**Problem to solve**
Reproduce each line of the listing exactly.

**Records supplied**
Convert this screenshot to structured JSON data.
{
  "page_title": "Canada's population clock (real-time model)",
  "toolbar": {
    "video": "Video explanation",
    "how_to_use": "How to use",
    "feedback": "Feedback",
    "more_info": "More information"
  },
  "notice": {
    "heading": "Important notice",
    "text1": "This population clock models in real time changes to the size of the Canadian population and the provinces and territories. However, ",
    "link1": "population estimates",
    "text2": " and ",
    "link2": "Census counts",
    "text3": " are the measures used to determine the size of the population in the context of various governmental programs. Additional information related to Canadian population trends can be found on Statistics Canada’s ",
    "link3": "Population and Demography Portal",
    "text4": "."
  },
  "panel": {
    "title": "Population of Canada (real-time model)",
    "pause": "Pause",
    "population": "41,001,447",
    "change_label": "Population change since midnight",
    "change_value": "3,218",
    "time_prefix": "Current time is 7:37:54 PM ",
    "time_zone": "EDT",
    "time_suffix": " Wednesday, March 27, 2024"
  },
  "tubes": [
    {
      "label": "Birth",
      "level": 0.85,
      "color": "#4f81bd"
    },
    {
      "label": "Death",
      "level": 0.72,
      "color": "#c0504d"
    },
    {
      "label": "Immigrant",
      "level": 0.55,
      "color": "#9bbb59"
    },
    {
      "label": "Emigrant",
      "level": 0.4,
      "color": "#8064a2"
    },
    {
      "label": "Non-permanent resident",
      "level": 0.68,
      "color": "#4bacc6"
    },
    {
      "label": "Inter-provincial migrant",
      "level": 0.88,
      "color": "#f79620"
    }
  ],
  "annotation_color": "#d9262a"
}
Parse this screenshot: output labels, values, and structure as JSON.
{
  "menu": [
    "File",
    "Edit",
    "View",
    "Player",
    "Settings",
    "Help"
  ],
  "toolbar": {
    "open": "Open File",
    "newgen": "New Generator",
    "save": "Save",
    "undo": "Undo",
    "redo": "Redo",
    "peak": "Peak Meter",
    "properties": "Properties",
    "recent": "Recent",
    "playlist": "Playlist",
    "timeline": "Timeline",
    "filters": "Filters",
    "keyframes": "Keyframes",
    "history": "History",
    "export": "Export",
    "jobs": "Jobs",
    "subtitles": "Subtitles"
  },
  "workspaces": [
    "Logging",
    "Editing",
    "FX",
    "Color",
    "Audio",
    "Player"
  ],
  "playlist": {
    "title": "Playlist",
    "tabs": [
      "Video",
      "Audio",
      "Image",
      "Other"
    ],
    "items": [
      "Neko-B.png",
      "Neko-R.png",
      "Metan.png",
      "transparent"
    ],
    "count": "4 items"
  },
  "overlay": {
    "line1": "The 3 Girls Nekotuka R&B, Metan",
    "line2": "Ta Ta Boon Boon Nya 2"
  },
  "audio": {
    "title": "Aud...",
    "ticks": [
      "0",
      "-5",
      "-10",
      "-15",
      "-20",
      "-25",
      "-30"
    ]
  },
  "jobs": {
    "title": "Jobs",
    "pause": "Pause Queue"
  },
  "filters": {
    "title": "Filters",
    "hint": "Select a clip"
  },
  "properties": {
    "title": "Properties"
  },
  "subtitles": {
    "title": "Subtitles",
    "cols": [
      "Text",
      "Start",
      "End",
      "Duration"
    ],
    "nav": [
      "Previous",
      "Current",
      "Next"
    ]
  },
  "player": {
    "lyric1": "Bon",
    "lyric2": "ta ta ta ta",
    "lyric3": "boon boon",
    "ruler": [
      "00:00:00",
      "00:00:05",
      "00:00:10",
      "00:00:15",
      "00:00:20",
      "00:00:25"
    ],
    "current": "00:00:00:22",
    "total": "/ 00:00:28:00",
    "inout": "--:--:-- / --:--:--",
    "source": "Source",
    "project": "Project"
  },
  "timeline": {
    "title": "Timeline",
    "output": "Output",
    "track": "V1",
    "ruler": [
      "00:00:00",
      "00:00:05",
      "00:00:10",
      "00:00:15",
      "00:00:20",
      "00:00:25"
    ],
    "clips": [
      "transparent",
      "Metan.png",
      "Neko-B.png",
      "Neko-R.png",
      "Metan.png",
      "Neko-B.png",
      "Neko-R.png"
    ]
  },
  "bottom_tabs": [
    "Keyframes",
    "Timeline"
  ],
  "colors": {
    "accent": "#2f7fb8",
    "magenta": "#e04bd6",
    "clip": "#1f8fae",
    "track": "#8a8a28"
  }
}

**Task response**
Convert this screenshot to structured JSON data.
{
  "page_title": "Canada's population clock (real-time model)",
  "toolbar": {
    "video": "Video explanation",
    "how_to_use": "How to use",
    "feedback": "Feedback",
    "more_info": "More information"
  },
  "notice": {
    "heading": "Important notice",
    "text1": "This population clock models in real time changes to the size of the Canadian population and the provinces and territories. However, ",
    "link1": "population estimates",
    "text2": " and ",
    "link2": "Census counts",
    "text3": " are the measures used to determine the size of the population in the context of various governmental programs. Additional information related to Canadian population trends can be found on Statistics Canada’s ",
    "link3": "Population and Demography Portal",
    "text4": "."
  },
  "panel": {
    "title": "Population of Canada (real-time model)",
    "pause": "Pause",
    "population": "41,001,447",
    "change_label": "Population change since midnight",
    "change_value": "3,218",
    "time_prefix": "Current time is 7:37:54 PM ",
    "time_zone": "EDT",
    "time_suffix": " Wednesday, March 27, 2024"
  },
  "tubes": [
    {
      "label": "Birth",
      "level": 0.85,
      "color": "#4f81bd"
    },
    {
      "label": "Death",
      "level": 0.72,
      "color": "#c0504d"
    },
    {
      "label": "Immigrant",
      "level": 0.55,
      "color": "#9bbb59"
    },
    {
      "label": "Emigrant",
      "level": 0.4,
      "color": "#8064a2"
    },
    {
      "label": "Non-permanent resident",
      "level": 0.68,
      "color": "#4bacc6"
    },
    {
      "label": "Inter-provincial migrant",
      "level": 0.88,
      "color": "#f79620"
    }
  ],
  "annotation_color": "#d9262a"
}
Parse this screenshot: output labels, values, and structure as JSON.
{
  "menu": [
    "File",
    "Edit",
    "View",
    "Player",
    "Settings",
    "Help"
  ],
  "toolbar": {
    "open": "Open File",
    "newgen": "New Generator",
    "save": "Save",
    "undo": "Undo",
    "redo": "Redo",
    "peak": "Peak Meter",
    "properties": "Properties",
    "recent": "Recent",
    "playlist": "Playlist",
    "timeline": "Timeline",
    "filters": "Filters",
    "keyframes": "Keyframes",
    "history": "History",
    "export": "Export",
    "jobs": "Jobs",
    "subtitles": "Subtitles"
  },
  "workspaces": [
    "Logging",
    "Editing",
    "FX",
    "Color",
    "Audio",
    "Player"
  ],
  "playlist": {
    "title": "Playlist",
    "tabs": [
      "Video",
      "Audio",
      "Image",
      "Other"
    ],
    "items": [
      "Neko-B.png",
      "Neko-R.png",
      "Metan.png",
      "transparent"
    ],
    "count": "4 items"
  },
  "overlay": {
    "line1": "The 3 Girls Nekotuka R&B, Metan",
    "line2": "Ta Ta Boon Boon Nya 2"
  },
  "audio": {
    "title": "Aud...",
    "ticks": [
      "0",
      "-5",
      "-10",
      "-15",
      "-20",
      "-25",
      "-30"
    ]
  },
  "jobs": {
    "title": "Jobs",
    "pause": "Pause Queue"
  },
  "filters": {
    "title": "Filters",
    "hint": "Select a clip"
  },
  "properties": {
    "title": "Properties"
  },
  "subtitles": {
    "title": "Subtitles",
    "cols": [
      "Text",
      "Start",
      "End",
      "Duration"
    ],
    "nav": [
      "Previous",
      "Current",
      "Next"
    ]
  },
  "player": {
    "lyric1": "Bon",
    "lyric2": "ta ta ta ta",
    "lyric3": "boon boon",
    "ruler": [
      "00:00:00",
      "00:00:05",
      "00:00:10",
      "00:00:15",
      "00:00:20",
      "00:00:25"
    ],
    "current": "00:00:00:22",
    "total": "/ 00:00:28:00",
    "inout": "--:--:-- / --:--:--",
    "source": "Source",
    "project": "Project"
  },
  "timeline": {
    "title": "Timeline",
    "output": "Output",
    "track": "V1",
    "ruler": [
      "00:00:00",
      "00:00:05",
      "00:00:10",
      "00:00:15",
      "00:00:20",
      "00:00:25"
    ],
    "clips": [
      "transparent",
      "Metan.png",
      "Neko-B.png",
      "Neko-R.png",
      "Metan.png",
      "Neko-B.png",
      "Neko-R.png"
    ]
  },
  "bottom_tabs": [
    "Keyframes",
    "Timeline"
  ],
  "colors": {
    "accent": "#2f7fb8",
    "magenta": "#e04bd6",
    "clip": "#1f8fae",
    "track": "#8a8a28"
  }
}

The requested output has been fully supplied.